Goal >> Isolate every line in the data with the string "azonban" and copy it.
[Begin]
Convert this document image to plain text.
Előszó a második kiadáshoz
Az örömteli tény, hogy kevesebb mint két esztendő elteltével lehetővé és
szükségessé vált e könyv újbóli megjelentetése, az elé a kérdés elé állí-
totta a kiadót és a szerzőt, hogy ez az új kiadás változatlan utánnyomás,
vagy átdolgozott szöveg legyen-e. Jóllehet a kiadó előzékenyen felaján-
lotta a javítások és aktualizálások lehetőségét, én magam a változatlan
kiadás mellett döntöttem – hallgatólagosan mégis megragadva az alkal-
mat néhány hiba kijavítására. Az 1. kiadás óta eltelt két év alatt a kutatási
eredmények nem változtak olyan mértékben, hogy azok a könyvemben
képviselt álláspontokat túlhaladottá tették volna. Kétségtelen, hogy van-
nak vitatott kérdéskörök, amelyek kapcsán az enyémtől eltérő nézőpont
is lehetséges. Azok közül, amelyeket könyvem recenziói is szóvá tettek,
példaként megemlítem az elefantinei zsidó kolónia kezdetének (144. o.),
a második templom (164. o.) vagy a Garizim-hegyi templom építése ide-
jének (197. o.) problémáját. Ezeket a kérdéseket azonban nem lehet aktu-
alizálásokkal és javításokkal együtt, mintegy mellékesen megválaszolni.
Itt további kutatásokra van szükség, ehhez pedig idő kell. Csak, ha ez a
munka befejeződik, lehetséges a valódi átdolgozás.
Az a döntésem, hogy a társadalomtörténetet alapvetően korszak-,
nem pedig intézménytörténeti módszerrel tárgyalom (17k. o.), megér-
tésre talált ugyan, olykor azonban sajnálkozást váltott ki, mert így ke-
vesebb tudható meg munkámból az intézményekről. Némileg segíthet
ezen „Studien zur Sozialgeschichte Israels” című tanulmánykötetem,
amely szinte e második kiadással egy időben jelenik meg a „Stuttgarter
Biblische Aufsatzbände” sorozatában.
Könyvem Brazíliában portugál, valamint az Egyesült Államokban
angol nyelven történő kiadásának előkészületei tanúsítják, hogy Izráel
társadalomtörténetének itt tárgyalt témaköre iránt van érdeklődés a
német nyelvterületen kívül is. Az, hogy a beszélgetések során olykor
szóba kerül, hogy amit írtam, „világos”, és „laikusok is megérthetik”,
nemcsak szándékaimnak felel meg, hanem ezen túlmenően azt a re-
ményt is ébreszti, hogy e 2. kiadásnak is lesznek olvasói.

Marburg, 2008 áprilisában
[End]
Exercise output >>
jének (197. o.) problémáját. Ezeket a kérdéseket azonban nem lehet aktu-
tésre talált ugyan, olykor azonban sajnálkozást váltott ki, mert így ke-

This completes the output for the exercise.